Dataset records
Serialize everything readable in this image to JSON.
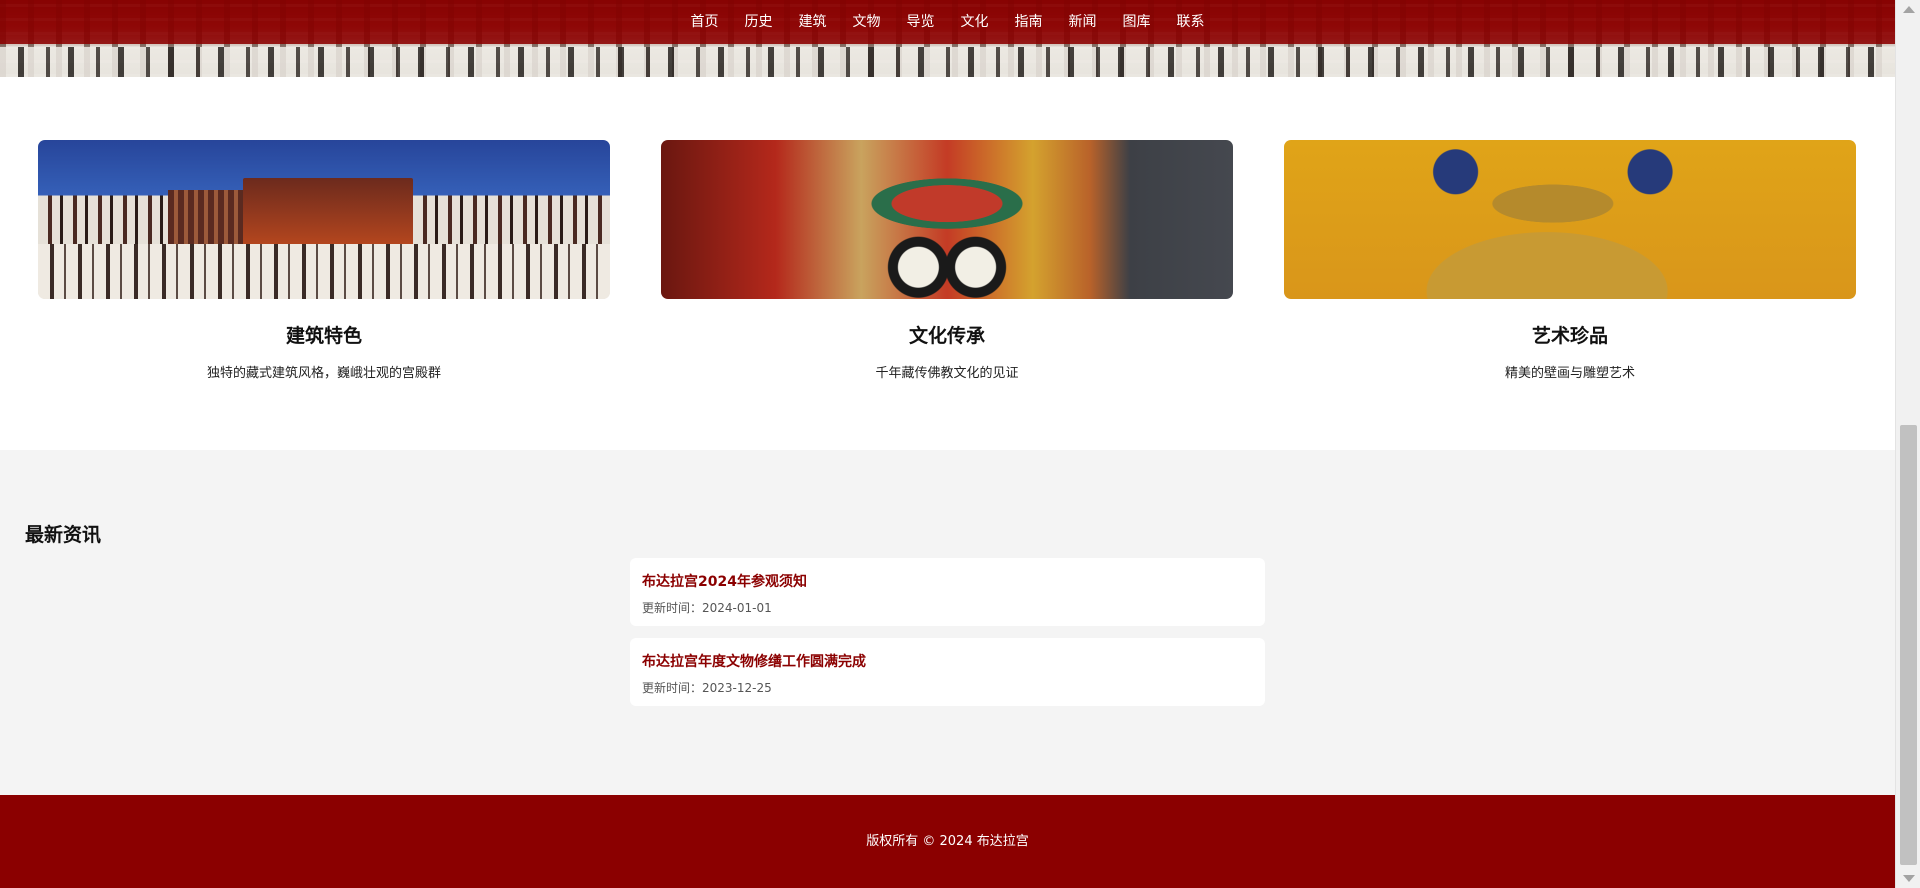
{
  "nav": {
    "items": [
      "首页",
      "历史",
      "建筑",
      "文物",
      "导览",
      "文化",
      "指南",
      "新闻",
      "图库",
      "联系"
    ]
  },
  "features": [
    {
      "title": "建筑特色",
      "desc": "独特的藏式建筑风格，巍峨壮观的宫殿群"
    },
    {
      "title": "文化传承",
      "desc": "千年藏传佛教文化的见证"
    },
    {
      "title": "艺术珍品",
      "desc": "精美的壁画与雕塑艺术"
    }
  ],
  "news": {
    "heading": "最新资讯",
    "items": [
      {
        "title": "布达拉宫2024年参观须知",
        "date": "更新时间：2024-01-01"
      },
      {
        "title": "布达拉宫年度文物修缮工作圆满完成",
        "date": "更新时间：2023-12-25"
      }
    ]
  },
  "footer": {
    "text": "版权所有 © 2024 布达拉宫"
  },
  "colors": {
    "brand": "#8b0000",
    "section_bg": "#f4f4f4"
  }
}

**Aim:** Restate the full listing verbatim and drop every picture.

**Final result:**
Serialize everything readable in this image to JSON.
{
  "nav": {
    "items": [
      "首页",
      "历史",
      "建筑",
      "文物",
      "导览",
      "文化",
      "指南",
      "新闻",
      "图库",
      "联系"
    ]
  },
  "features": [
    {
      "title": "建筑特色",
      "desc": "独特的藏式建筑风格，巍峨壮观的宫殿群"
    },
    {
      "title": "文化传承",
      "desc": "千年藏传佛教文化的见证"
    },
    {
      "title": "艺术珍品",
      "desc": "精美的壁画与雕塑艺术"
    }
  ],
  "news": {
    "heading": "最新资讯",
    "items": [
      {
        "title": "布达拉宫2024年参观须知",
        "date": "更新时间：2024-01-01"
      },
      {
        "title": "布达拉宫年度文物修缮工作圆满完成",
        "date": "更新时间：2023-12-25"
      }
    ]
  },
  "footer": {
    "text": "版权所有 © 2024 布达拉宫"
  },
  "colors": {
    "brand": "#8b0000",
    "section_bg": "#f4f4f4"
  }
}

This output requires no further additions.